(Extracted records)
☆ ☆ ☆ ☆ ☆ ☆ ☆

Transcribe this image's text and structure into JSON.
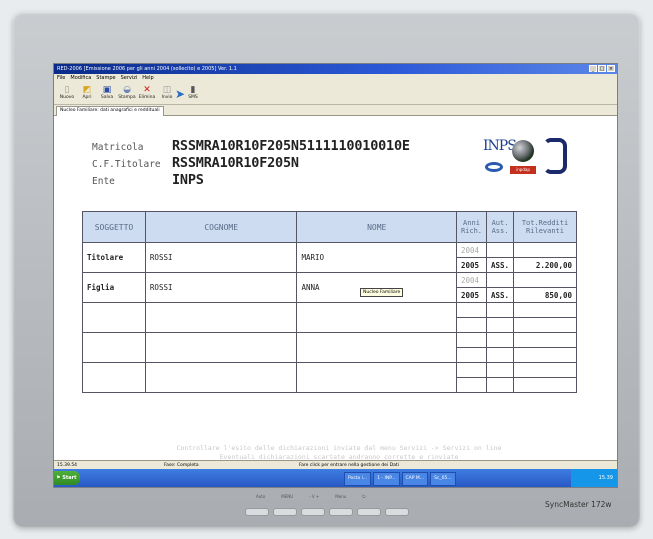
{
  "window": {
    "title": "RED-2006 [Emissione 2006 per gli anni 2004 (sollecito) e 2005] Ver. 1.1"
  },
  "menu": [
    "File",
    "Modifica",
    "Stampe",
    "Servizi",
    "Help"
  ],
  "toolbar": [
    {
      "label": "Nuovo",
      "icon": "new-file-icon"
    },
    {
      "label": "Apri",
      "icon": "open-folder-icon"
    },
    {
      "label": "Salva",
      "icon": "save-icon"
    },
    {
      "label": "Stampa",
      "icon": "print-icon"
    },
    {
      "label": "Elimina",
      "icon": "delete-icon"
    },
    {
      "label": "Invio",
      "icon": "send-icon"
    },
    {
      "label": "SMS",
      "icon": "sms-icon"
    }
  ],
  "tab": {
    "label": "Nucleo Familiare: dati anagrafici e reddituali"
  },
  "header": {
    "matricola_label": "Matricola",
    "matricola_value": "RSSMRA10R10F205N5111110010010E",
    "titolare_label": "C.F.Titolare",
    "titolare_value": "RSSMRA10R10F205N",
    "ente_label": "Ente",
    "ente_value": "INPS"
  },
  "logos": {
    "inps": "INPS",
    "inpdap": "inpdap"
  },
  "table": {
    "headers": {
      "soggetto": "SOGGETTO",
      "cognome": "COGNOME",
      "nome": "NOME",
      "anni_a": "Anni",
      "anni_b": "Rich.",
      "aut_a": "Aut.",
      "aut_b": "Ass.",
      "tot_a": "Tot.Redditi",
      "tot_b": "Rilevanti"
    },
    "rows": [
      {
        "soggetto": "Titolare",
        "cognome": "ROSSI",
        "nome": "MARIO",
        "year1": "2004",
        "year2": "2005",
        "aut": "ASS.",
        "reddito": "2.200,00"
      },
      {
        "soggetto": "Figlia",
        "cognome": "ROSSI",
        "nome": "ANNA",
        "year1": "2004",
        "year2": "2005",
        "aut": "ASS.",
        "reddito": "850,00"
      }
    ]
  },
  "tooltip": "Nucleo Familiare",
  "hint": {
    "line1": "Controllare l'esito delle dichiarazioni inviate dal menu Servizi -> Servizi on line",
    "line2": "Eventuali dichiarazioni scartate andranno corrette e rinviate"
  },
  "status": {
    "time": "15.39.54",
    "phase": "Fase: Completa",
    "message": "Fare click per entrare nella gestione dei Dati"
  },
  "taskbar": {
    "start": "Start",
    "tasks": [
      "Posta i...",
      "1 - INP...",
      "CAP M...",
      "Sc_05..."
    ],
    "clock": "15.39"
  },
  "monitor": {
    "brand": "SyncMaster 172w",
    "controls": [
      "Auto",
      "MENU",
      "- V +",
      "Menu",
      "⏻"
    ]
  }
}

☆ ☆ ☆ ☆ ☆ ☆ ☆

Go through the entries above and output them exactly, without pictures.

§ **The solution**:
Transcribe this image's text and structure into JSON.
{
  "window": {
    "title": "RED-2006 [Emissione 2006 per gli anni 2004 (sollecito) e 2005] Ver. 1.1"
  },
  "menu": [
    "File",
    "Modifica",
    "Stampe",
    "Servizi",
    "Help"
  ],
  "toolbar": [
    {
      "label": "Nuovo",
      "icon": "new-file-icon"
    },
    {
      "label": "Apri",
      "icon": "open-folder-icon"
    },
    {
      "label": "Salva",
      "icon": "save-icon"
    },
    {
      "label": "Stampa",
      "icon": "print-icon"
    },
    {
      "label": "Elimina",
      "icon": "delete-icon"
    },
    {
      "label": "Invio",
      "icon": "send-icon"
    },
    {
      "label": "SMS",
      "icon": "sms-icon"
    }
  ],
  "tab": {
    "label": "Nucleo Familiare: dati anagrafici e reddituali"
  },
  "header": {
    "matricola_label": "Matricola",
    "matricola_value": "RSSMRA10R10F205N5111110010010E",
    "titolare_label": "C.F.Titolare",
    "titolare_value": "RSSMRA10R10F205N",
    "ente_label": "Ente",
    "ente_value": "INPS"
  },
  "logos": {
    "inps": "INPS",
    "inpdap": "inpdap"
  },
  "table": {
    "headers": {
      "soggetto": "SOGGETTO",
      "cognome": "COGNOME",
      "nome": "NOME",
      "anni_a": "Anni",
      "anni_b": "Rich.",
      "aut_a": "Aut.",
      "aut_b": "Ass.",
      "tot_a": "Tot.Redditi",
      "tot_b": "Rilevanti"
    },
    "rows": [
      {
        "soggetto": "Titolare",
        "cognome": "ROSSI",
        "nome": "MARIO",
        "year1": "2004",
        "year2": "2005",
        "aut": "ASS.",
        "reddito": "2.200,00"
      },
      {
        "soggetto": "Figlia",
        "cognome": "ROSSI",
        "nome": "ANNA",
        "year1": "2004",
        "year2": "2005",
        "aut": "ASS.",
        "reddito": "850,00"
      }
    ]
  },
  "tooltip": "Nucleo Familiare",
  "hint": {
    "line1": "Controllare l'esito delle dichiarazioni inviate dal menu Servizi -> Servizi on line",
    "line2": "Eventuali dichiarazioni scartate andranno corrette e rinviate"
  },
  "status": {
    "time": "15.39.54",
    "phase": "Fase: Completa",
    "message": "Fare click per entrare nella gestione dei Dati"
  },
  "taskbar": {
    "start": "Start",
    "tasks": [
      "Posta i...",
      "1 - INP...",
      "CAP M...",
      "Sc_05..."
    ],
    "clock": "15.39"
  },
  "monitor": {
    "brand": "SyncMaster 172w",
    "controls": [
      "Auto",
      "MENU",
      "- V +",
      "Menu",
      "⏻"
    ]
  }
}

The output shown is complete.